Challenge. Consider the data that follows and state how many lines contain the string "selection", using the number alone.

(Saved entries)
▶

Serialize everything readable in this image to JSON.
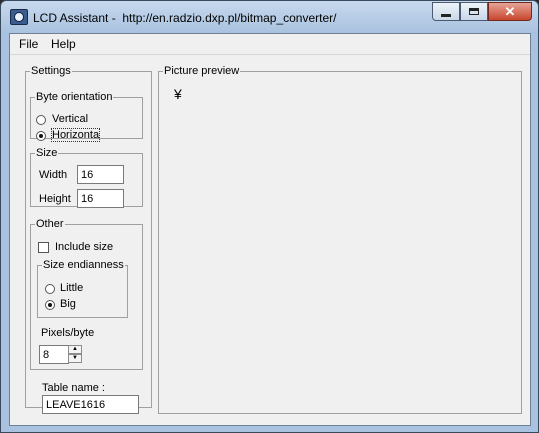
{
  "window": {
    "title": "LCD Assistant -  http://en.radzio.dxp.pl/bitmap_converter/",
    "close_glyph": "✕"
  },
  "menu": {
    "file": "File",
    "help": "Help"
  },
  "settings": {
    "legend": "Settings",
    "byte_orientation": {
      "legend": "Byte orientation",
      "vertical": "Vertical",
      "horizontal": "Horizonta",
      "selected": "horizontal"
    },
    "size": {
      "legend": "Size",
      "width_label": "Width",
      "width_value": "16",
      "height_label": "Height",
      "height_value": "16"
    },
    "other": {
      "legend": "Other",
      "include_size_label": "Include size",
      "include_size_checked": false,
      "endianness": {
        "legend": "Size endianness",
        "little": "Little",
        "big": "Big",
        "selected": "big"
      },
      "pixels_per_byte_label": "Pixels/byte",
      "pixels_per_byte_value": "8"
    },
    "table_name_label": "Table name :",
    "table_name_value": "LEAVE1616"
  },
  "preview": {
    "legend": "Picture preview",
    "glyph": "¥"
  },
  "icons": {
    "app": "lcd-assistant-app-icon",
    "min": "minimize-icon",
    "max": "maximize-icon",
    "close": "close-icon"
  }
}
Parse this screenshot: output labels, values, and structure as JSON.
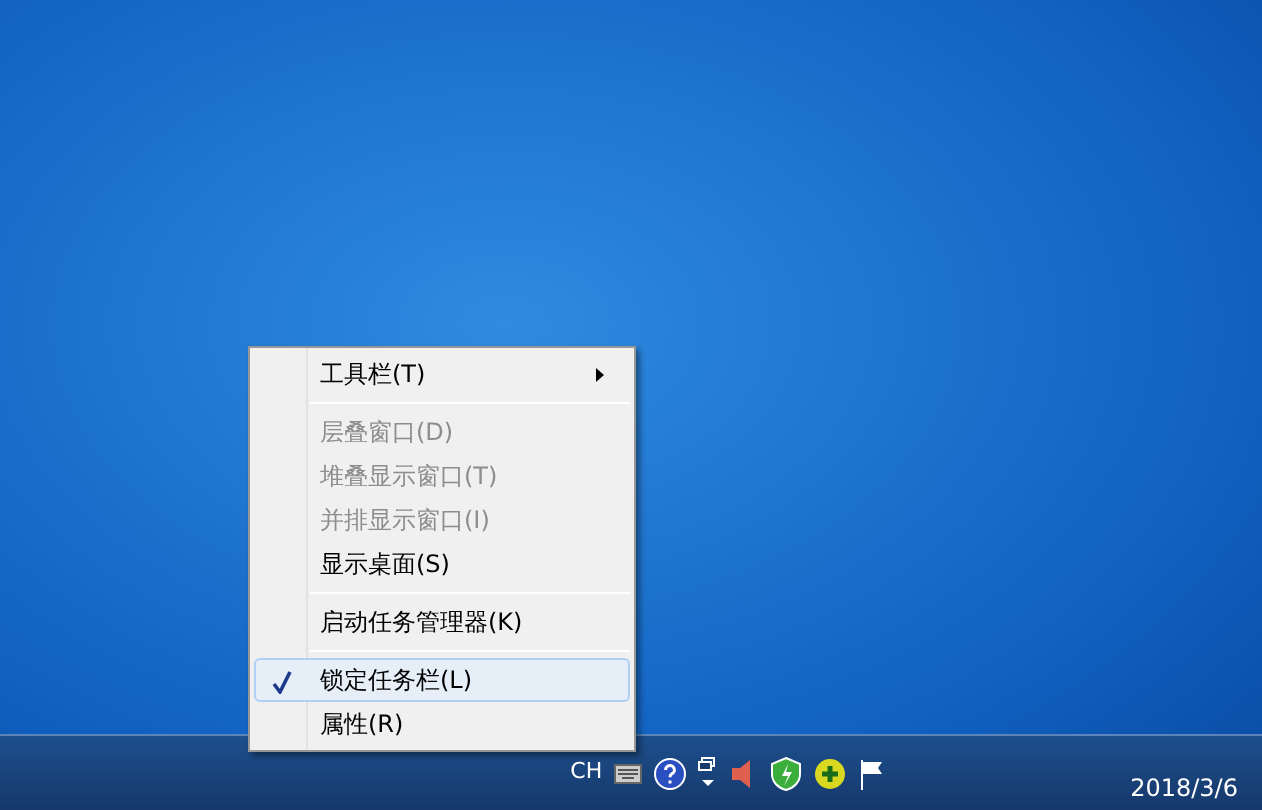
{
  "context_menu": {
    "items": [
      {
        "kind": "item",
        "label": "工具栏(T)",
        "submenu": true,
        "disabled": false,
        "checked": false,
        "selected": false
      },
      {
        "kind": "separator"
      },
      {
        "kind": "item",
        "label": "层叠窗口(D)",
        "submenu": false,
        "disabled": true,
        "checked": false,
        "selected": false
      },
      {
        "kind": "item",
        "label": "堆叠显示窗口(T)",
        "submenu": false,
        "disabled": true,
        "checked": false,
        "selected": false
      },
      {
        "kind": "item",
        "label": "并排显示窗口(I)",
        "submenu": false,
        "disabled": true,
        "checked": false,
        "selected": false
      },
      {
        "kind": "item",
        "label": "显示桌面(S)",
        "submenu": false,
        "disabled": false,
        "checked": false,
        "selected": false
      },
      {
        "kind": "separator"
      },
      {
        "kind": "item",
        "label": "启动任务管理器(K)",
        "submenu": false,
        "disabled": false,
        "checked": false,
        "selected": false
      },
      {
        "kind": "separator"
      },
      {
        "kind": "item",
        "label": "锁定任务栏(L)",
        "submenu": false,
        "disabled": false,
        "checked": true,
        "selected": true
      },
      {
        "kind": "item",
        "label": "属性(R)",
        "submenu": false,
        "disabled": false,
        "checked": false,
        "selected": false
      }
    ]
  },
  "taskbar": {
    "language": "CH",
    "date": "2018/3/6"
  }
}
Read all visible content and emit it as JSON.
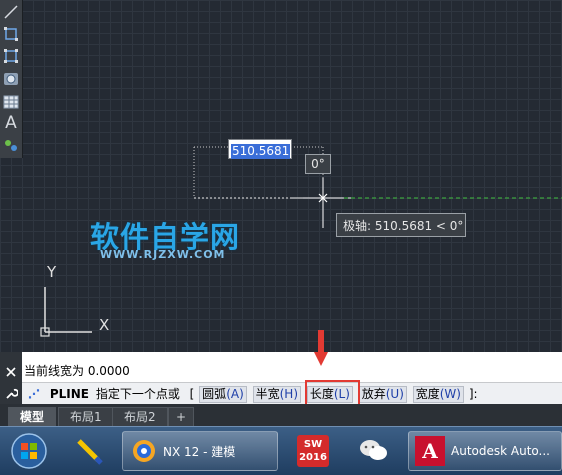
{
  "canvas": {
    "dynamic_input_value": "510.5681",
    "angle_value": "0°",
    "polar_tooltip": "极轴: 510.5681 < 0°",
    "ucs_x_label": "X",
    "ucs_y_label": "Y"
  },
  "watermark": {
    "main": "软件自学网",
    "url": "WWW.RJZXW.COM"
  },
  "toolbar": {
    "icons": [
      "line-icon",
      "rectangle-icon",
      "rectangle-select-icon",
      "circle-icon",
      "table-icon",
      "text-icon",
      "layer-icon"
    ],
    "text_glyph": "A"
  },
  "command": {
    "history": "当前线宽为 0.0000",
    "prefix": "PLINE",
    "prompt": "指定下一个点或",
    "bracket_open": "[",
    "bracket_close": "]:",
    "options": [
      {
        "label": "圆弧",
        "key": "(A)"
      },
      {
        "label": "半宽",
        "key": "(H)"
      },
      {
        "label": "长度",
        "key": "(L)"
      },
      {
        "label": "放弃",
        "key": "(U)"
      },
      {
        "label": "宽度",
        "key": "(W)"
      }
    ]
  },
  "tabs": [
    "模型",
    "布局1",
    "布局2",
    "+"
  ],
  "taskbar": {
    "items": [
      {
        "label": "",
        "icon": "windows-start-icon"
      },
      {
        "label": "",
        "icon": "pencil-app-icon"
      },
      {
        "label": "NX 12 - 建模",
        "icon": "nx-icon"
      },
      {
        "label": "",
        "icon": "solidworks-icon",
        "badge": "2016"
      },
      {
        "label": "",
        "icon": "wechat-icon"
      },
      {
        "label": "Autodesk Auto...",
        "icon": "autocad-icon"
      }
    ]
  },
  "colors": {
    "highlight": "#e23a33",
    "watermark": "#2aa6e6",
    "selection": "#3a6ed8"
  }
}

◀
▶

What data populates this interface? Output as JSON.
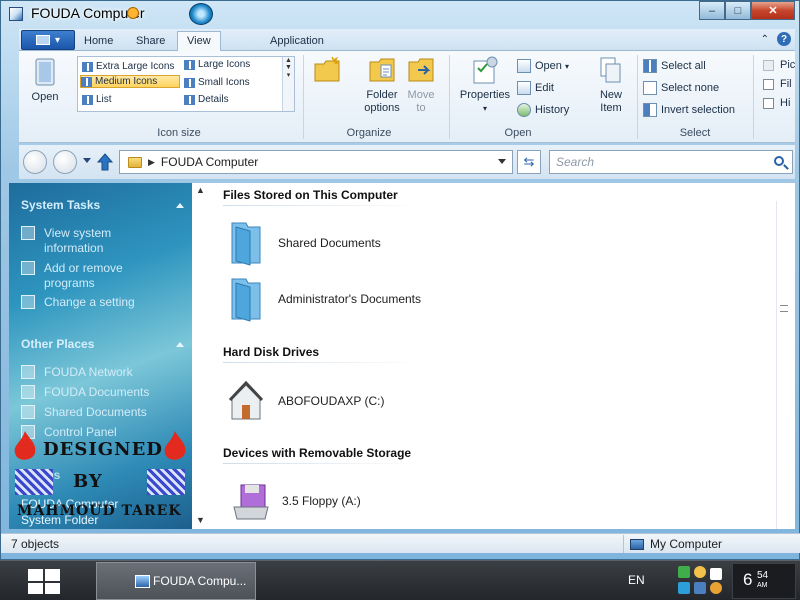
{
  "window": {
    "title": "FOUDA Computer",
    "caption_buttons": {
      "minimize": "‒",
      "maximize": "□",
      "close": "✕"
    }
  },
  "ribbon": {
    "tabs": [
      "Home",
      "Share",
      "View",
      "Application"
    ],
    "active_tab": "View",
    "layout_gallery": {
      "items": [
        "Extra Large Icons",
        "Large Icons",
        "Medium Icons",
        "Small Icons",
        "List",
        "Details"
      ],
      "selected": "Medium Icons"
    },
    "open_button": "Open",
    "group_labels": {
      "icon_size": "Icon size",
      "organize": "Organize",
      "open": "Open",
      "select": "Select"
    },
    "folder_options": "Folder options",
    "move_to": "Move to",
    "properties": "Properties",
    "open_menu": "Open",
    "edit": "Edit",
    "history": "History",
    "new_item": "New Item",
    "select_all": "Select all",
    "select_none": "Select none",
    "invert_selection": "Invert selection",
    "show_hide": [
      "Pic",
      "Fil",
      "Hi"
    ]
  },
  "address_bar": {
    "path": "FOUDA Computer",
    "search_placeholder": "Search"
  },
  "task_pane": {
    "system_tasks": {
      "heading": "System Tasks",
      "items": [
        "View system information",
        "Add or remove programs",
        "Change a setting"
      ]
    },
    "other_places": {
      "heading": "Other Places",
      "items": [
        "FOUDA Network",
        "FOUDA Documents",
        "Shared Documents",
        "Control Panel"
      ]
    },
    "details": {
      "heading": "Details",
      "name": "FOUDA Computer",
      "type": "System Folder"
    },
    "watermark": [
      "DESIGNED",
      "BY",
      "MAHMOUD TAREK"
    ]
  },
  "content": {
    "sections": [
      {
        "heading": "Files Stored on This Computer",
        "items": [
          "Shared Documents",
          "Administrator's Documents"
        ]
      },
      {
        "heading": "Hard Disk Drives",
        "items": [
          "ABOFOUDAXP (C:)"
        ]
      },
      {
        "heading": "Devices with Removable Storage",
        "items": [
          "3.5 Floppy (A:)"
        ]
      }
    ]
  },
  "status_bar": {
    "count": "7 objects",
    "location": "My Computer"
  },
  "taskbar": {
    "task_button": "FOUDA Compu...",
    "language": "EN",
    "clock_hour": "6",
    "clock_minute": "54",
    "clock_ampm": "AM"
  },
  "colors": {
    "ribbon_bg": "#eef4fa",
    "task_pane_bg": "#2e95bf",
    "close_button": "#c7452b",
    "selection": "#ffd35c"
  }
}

◀

Final answer. 3